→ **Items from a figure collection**
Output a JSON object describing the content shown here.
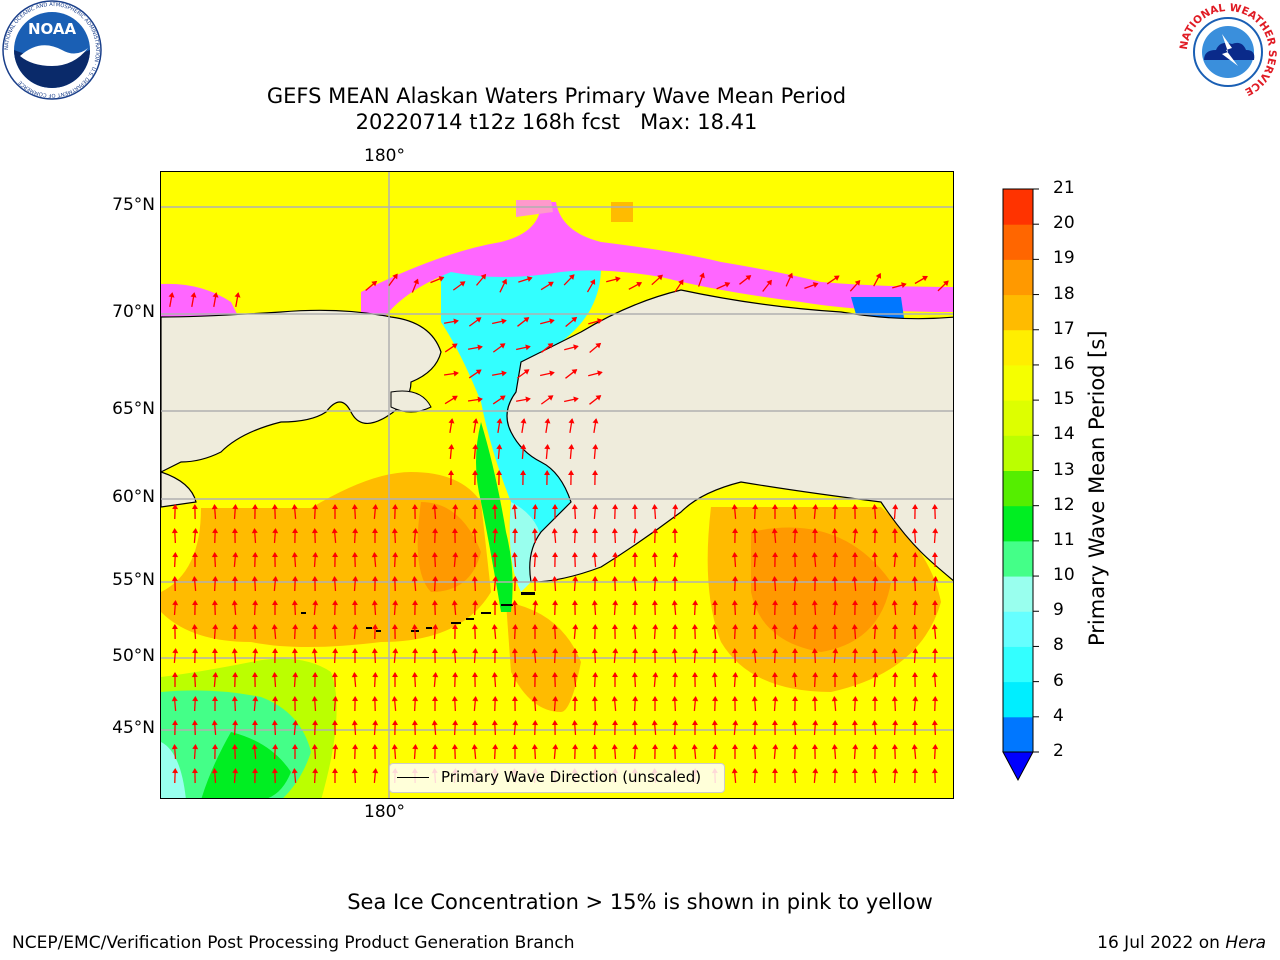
{
  "title": {
    "line1": "GEFS MEAN Alaskan Waters Primary Wave Mean Period",
    "line2": "20220714 t12z 168h fcst   Max: 18.41"
  },
  "logos": {
    "left": {
      "icon": "noaa-logo",
      "text": "NOAA",
      "ring": "NATIONAL OCEANIC AND ATMOSPHERIC ADMINISTRATION · U.S. DEPARTMENT OF COMMERCE"
    },
    "right": {
      "icon": "nws-logo",
      "ring": "NATIONAL WEATHER SERVICE"
    }
  },
  "map": {
    "lon_labels": {
      "top": "180°",
      "bottom": "180°"
    },
    "lat_labels": [
      "75°N",
      "70°N",
      "65°N",
      "60°N",
      "55°N",
      "50°N",
      "45°N"
    ],
    "colors": {
      "land": "#efecdc",
      "coast": "#000000",
      "grid": "#b0b0b0",
      "arrow": "#ff0000",
      "ice_pink": "#ff66ff",
      "ice_magenta": "#ee44ee"
    },
    "legend": {
      "label": "Primary Wave Direction (unscaled)"
    }
  },
  "colorbar": {
    "label": "Primary Wave Mean Period [s]",
    "ticks": [
      "2",
      "4",
      "6",
      "8",
      "9",
      "10",
      "11",
      "12",
      "13",
      "14",
      "15",
      "16",
      "17",
      "18",
      "19",
      "20",
      "21"
    ],
    "colors": [
      "#0077ff",
      "#00eeff",
      "#33ffff",
      "#66ffff",
      "#99ffee",
      "#44ff88",
      "#00ee22",
      "#55ee00",
      "#bbff00",
      "#ddff00",
      "#f5ff00",
      "#ffee00",
      "#ffbb00",
      "#ff9900",
      "#ff6600",
      "#ff3300",
      "#ff0000"
    ],
    "under_color": "#0000ff"
  },
  "ice_note": "Sea Ice Concentration > 15% is shown in pink to yellow",
  "footer": {
    "left": "NCEP/EMC/Verification Post Processing Product Generation Branch",
    "right_prefix": "16 Jul 2022 on ",
    "right_host": "Hera"
  }
}
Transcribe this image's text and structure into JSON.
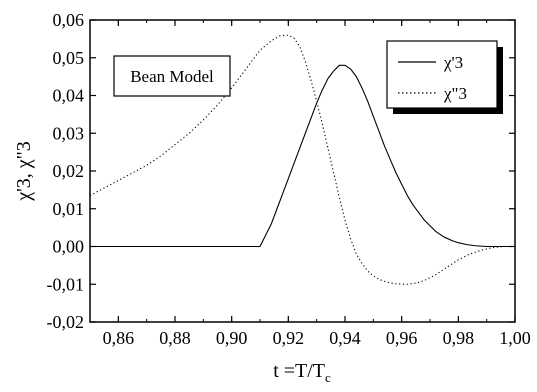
{
  "chart_data": {
    "type": "line",
    "title": "",
    "xlabel": "t =T/T",
    "xlabel_sub": "c",
    "ylabel": "χ'3, χ\"3",
    "xlim": [
      0.85,
      1.0
    ],
    "ylim": [
      -0.02,
      0.06
    ],
    "x_ticks": [
      0.86,
      0.88,
      0.9,
      0.92,
      0.94,
      0.96,
      0.98,
      1.0
    ],
    "x_tick_labels": [
      "0,86",
      "0,88",
      "0,90",
      "0,92",
      "0,94",
      "0,96",
      "0,98",
      "1,00"
    ],
    "y_ticks": [
      -0.02,
      -0.01,
      0.0,
      0.01,
      0.02,
      0.03,
      0.04,
      0.05,
      0.06
    ],
    "y_tick_labels": [
      "-0,02",
      "-0,01",
      "0,00",
      "0,01",
      "0,02",
      "0,03",
      "0,04",
      "0,05",
      "0,06"
    ],
    "grid": false,
    "legend_position": "top-right",
    "annotation": "Bean Model",
    "series": [
      {
        "name": "χ'3",
        "style": "solid",
        "color": "#000000",
        "points": [
          [
            0.85,
            0.0
          ],
          [
            0.88,
            0.0
          ],
          [
            0.9,
            0.0
          ],
          [
            0.908,
            0.0
          ],
          [
            0.91,
            0.0
          ],
          [
            0.912,
            0.003
          ],
          [
            0.914,
            0.006
          ],
          [
            0.916,
            0.01
          ],
          [
            0.918,
            0.014
          ],
          [
            0.92,
            0.018
          ],
          [
            0.922,
            0.022
          ],
          [
            0.924,
            0.026
          ],
          [
            0.926,
            0.03
          ],
          [
            0.928,
            0.034
          ],
          [
            0.93,
            0.038
          ],
          [
            0.932,
            0.0415
          ],
          [
            0.934,
            0.0445
          ],
          [
            0.936,
            0.0465
          ],
          [
            0.938,
            0.048
          ],
          [
            0.94,
            0.048
          ],
          [
            0.942,
            0.047
          ],
          [
            0.944,
            0.045
          ],
          [
            0.946,
            0.042
          ],
          [
            0.948,
            0.0385
          ],
          [
            0.95,
            0.0345
          ],
          [
            0.952,
            0.0305
          ],
          [
            0.954,
            0.0265
          ],
          [
            0.956,
            0.023
          ],
          [
            0.958,
            0.0195
          ],
          [
            0.96,
            0.0165
          ],
          [
            0.962,
            0.0135
          ],
          [
            0.964,
            0.011
          ],
          [
            0.966,
            0.009
          ],
          [
            0.968,
            0.007
          ],
          [
            0.97,
            0.0055
          ],
          [
            0.972,
            0.004
          ],
          [
            0.975,
            0.0025
          ],
          [
            0.978,
            0.0015
          ],
          [
            0.98,
            0.001
          ],
          [
            0.983,
            0.0005
          ],
          [
            0.986,
            0.0002
          ],
          [
            0.99,
            0.0
          ],
          [
            1.0,
            0.0
          ]
        ]
      },
      {
        "name": "χ\"3",
        "style": "dotted",
        "color": "#000000",
        "points": [
          [
            0.85,
            0.0135
          ],
          [
            0.855,
            0.0155
          ],
          [
            0.86,
            0.0175
          ],
          [
            0.865,
            0.0195
          ],
          [
            0.87,
            0.0215
          ],
          [
            0.875,
            0.024
          ],
          [
            0.88,
            0.027
          ],
          [
            0.885,
            0.03
          ],
          [
            0.89,
            0.0335
          ],
          [
            0.895,
            0.0375
          ],
          [
            0.9,
            0.042
          ],
          [
            0.905,
            0.047
          ],
          [
            0.91,
            0.052
          ],
          [
            0.914,
            0.0545
          ],
          [
            0.917,
            0.0558
          ],
          [
            0.92,
            0.056
          ],
          [
            0.922,
            0.0552
          ],
          [
            0.924,
            0.053
          ],
          [
            0.926,
            0.049
          ],
          [
            0.928,
            0.044
          ],
          [
            0.93,
            0.0385
          ],
          [
            0.932,
            0.0325
          ],
          [
            0.934,
            0.026
          ],
          [
            0.936,
            0.0195
          ],
          [
            0.938,
            0.013
          ],
          [
            0.94,
            0.007
          ],
          [
            0.942,
            0.002
          ],
          [
            0.944,
            -0.002
          ],
          [
            0.946,
            -0.0045
          ],
          [
            0.948,
            -0.0065
          ],
          [
            0.95,
            -0.0078
          ],
          [
            0.952,
            -0.0087
          ],
          [
            0.955,
            -0.0095
          ],
          [
            0.958,
            -0.0099
          ],
          [
            0.962,
            -0.01
          ],
          [
            0.965,
            -0.0097
          ],
          [
            0.968,
            -0.009
          ],
          [
            0.972,
            -0.0075
          ],
          [
            0.976,
            -0.0055
          ],
          [
            0.98,
            -0.0035
          ],
          [
            0.984,
            -0.002
          ],
          [
            0.988,
            -0.001
          ],
          [
            0.992,
            -0.0003
          ],
          [
            0.996,
            0.0
          ],
          [
            1.0,
            0.0
          ]
        ]
      }
    ]
  }
}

→ **YOUR OBJECTIVE**
Every entry above should be duplicated exactly. Do not include the images.

→ **OUTPUT OF THE EXERCISE**
Output a JSON object describing the content shown here.
{
  "title": {
    "line1": "GEFS MEAN Alaskan Waters Primary Wave Mean Period",
    "line2": "20220714 t12z 168h fcst   Max: 18.41"
  },
  "logos": {
    "left": {
      "icon": "noaa-logo",
      "text": "NOAA",
      "ring": "NATIONAL OCEANIC AND ATMOSPHERIC ADMINISTRATION · U.S. DEPARTMENT OF COMMERCE"
    },
    "right": {
      "icon": "nws-logo",
      "ring": "NATIONAL WEATHER SERVICE"
    }
  },
  "map": {
    "lon_labels": {
      "top": "180°",
      "bottom": "180°"
    },
    "lat_labels": [
      "75°N",
      "70°N",
      "65°N",
      "60°N",
      "55°N",
      "50°N",
      "45°N"
    ],
    "colors": {
      "land": "#efecdc",
      "coast": "#000000",
      "grid": "#b0b0b0",
      "arrow": "#ff0000",
      "ice_pink": "#ff66ff",
      "ice_magenta": "#ee44ee"
    },
    "legend": {
      "label": "Primary Wave Direction (unscaled)"
    }
  },
  "colorbar": {
    "label": "Primary Wave Mean Period [s]",
    "ticks": [
      "2",
      "4",
      "6",
      "8",
      "9",
      "10",
      "11",
      "12",
      "13",
      "14",
      "15",
      "16",
      "17",
      "18",
      "19",
      "20",
      "21"
    ],
    "colors": [
      "#0077ff",
      "#00eeff",
      "#33ffff",
      "#66ffff",
      "#99ffee",
      "#44ff88",
      "#00ee22",
      "#55ee00",
      "#bbff00",
      "#ddff00",
      "#f5ff00",
      "#ffee00",
      "#ffbb00",
      "#ff9900",
      "#ff6600",
      "#ff3300",
      "#ff0000"
    ],
    "under_color": "#0000ff"
  },
  "ice_note": "Sea Ice Concentration > 15% is shown in pink to yellow",
  "footer": {
    "left": "NCEP/EMC/Verification Post Processing Product Generation Branch",
    "right_prefix": "16 Jul 2022 on ",
    "right_host": "Hera"
  }
}
Transcribe this image's text and structure into JSON.
{
  "chart_data": {
    "type": "line",
    "title": "",
    "xlabel": "t =T/T",
    "xlabel_sub": "c",
    "ylabel": "χ'3, χ\"3",
    "xlim": [
      0.85,
      1.0
    ],
    "ylim": [
      -0.02,
      0.06
    ],
    "x_ticks": [
      0.86,
      0.88,
      0.9,
      0.92,
      0.94,
      0.96,
      0.98,
      1.0
    ],
    "x_tick_labels": [
      "0,86",
      "0,88",
      "0,90",
      "0,92",
      "0,94",
      "0,96",
      "0,98",
      "1,00"
    ],
    "y_ticks": [
      -0.02,
      -0.01,
      0.0,
      0.01,
      0.02,
      0.03,
      0.04,
      0.05,
      0.06
    ],
    "y_tick_labels": [
      "-0,02",
      "-0,01",
      "0,00",
      "0,01",
      "0,02",
      "0,03",
      "0,04",
      "0,05",
      "0,06"
    ],
    "grid": false,
    "legend_position": "top-right",
    "annotation": "Bean Model",
    "series": [
      {
        "name": "χ'3",
        "style": "solid",
        "color": "#000000",
        "points": [
          [
            0.85,
            0.0
          ],
          [
            0.88,
            0.0
          ],
          [
            0.9,
            0.0
          ],
          [
            0.908,
            0.0
          ],
          [
            0.91,
            0.0
          ],
          [
            0.912,
            0.003
          ],
          [
            0.914,
            0.006
          ],
          [
            0.916,
            0.01
          ],
          [
            0.918,
            0.014
          ],
          [
            0.92,
            0.018
          ],
          [
            0.922,
            0.022
          ],
          [
            0.924,
            0.026
          ],
          [
            0.926,
            0.03
          ],
          [
            0.928,
            0.034
          ],
          [
            0.93,
            0.038
          ],
          [
            0.932,
            0.0415
          ],
          [
            0.934,
            0.0445
          ],
          [
            0.936,
            0.0465
          ],
          [
            0.938,
            0.048
          ],
          [
            0.94,
            0.048
          ],
          [
            0.942,
            0.047
          ],
          [
            0.944,
            0.045
          ],
          [
            0.946,
            0.042
          ],
          [
            0.948,
            0.0385
          ],
          [
            0.95,
            0.0345
          ],
          [
            0.952,
            0.0305
          ],
          [
            0.954,
            0.0265
          ],
          [
            0.956,
            0.023
          ],
          [
            0.958,
            0.0195
          ],
          [
            0.96,
            0.0165
          ],
          [
            0.962,
            0.0135
          ],
          [
            0.964,
            0.011
          ],
          [
            0.966,
            0.009
          ],
          [
            0.968,
            0.007
          ],
          [
            0.97,
            0.0055
          ],
          [
            0.972,
            0.004
          ],
          [
            0.975,
            0.0025
          ],
          [
            0.978,
            0.0015
          ],
          [
            0.98,
            0.001
          ],
          [
            0.983,
            0.0005
          ],
          [
            0.986,
            0.0002
          ],
          [
            0.99,
            0.0
          ],
          [
            1.0,
            0.0
          ]
        ]
      },
      {
        "name": "χ\"3",
        "style": "dotted",
        "color": "#000000",
        "points": [
          [
            0.85,
            0.0135
          ],
          [
            0.855,
            0.0155
          ],
          [
            0.86,
            0.0175
          ],
          [
            0.865,
            0.0195
          ],
          [
            0.87,
            0.0215
          ],
          [
            0.875,
            0.024
          ],
          [
            0.88,
            0.027
          ],
          [
            0.885,
            0.03
          ],
          [
            0.89,
            0.0335
          ],
          [
            0.895,
            0.0375
          ],
          [
            0.9,
            0.042
          ],
          [
            0.905,
            0.047
          ],
          [
            0.91,
            0.052
          ],
          [
            0.914,
            0.0545
          ],
          [
            0.917,
            0.0558
          ],
          [
            0.92,
            0.056
          ],
          [
            0.922,
            0.0552
          ],
          [
            0.924,
            0.053
          ],
          [
            0.926,
            0.049
          ],
          [
            0.928,
            0.044
          ],
          [
            0.93,
            0.0385
          ],
          [
            0.932,
            0.0325
          ],
          [
            0.934,
            0.026
          ],
          [
            0.936,
            0.0195
          ],
          [
            0.938,
            0.013
          ],
          [
            0.94,
            0.007
          ],
          [
            0.942,
            0.002
          ],
          [
            0.944,
            -0.002
          ],
          [
            0.946,
            -0.0045
          ],
          [
            0.948,
            -0.0065
          ],
          [
            0.95,
            -0.0078
          ],
          [
            0.952,
            -0.0087
          ],
          [
            0.955,
            -0.0095
          ],
          [
            0.958,
            -0.0099
          ],
          [
            0.962,
            -0.01
          ],
          [
            0.965,
            -0.0097
          ],
          [
            0.968,
            -0.009
          ],
          [
            0.972,
            -0.0075
          ],
          [
            0.976,
            -0.0055
          ],
          [
            0.98,
            -0.0035
          ],
          [
            0.984,
            -0.002
          ],
          [
            0.988,
            -0.001
          ],
          [
            0.992,
            -0.0003
          ],
          [
            0.996,
            0.0
          ],
          [
            1.0,
            0.0
          ]
        ]
      }
    ]
  }
}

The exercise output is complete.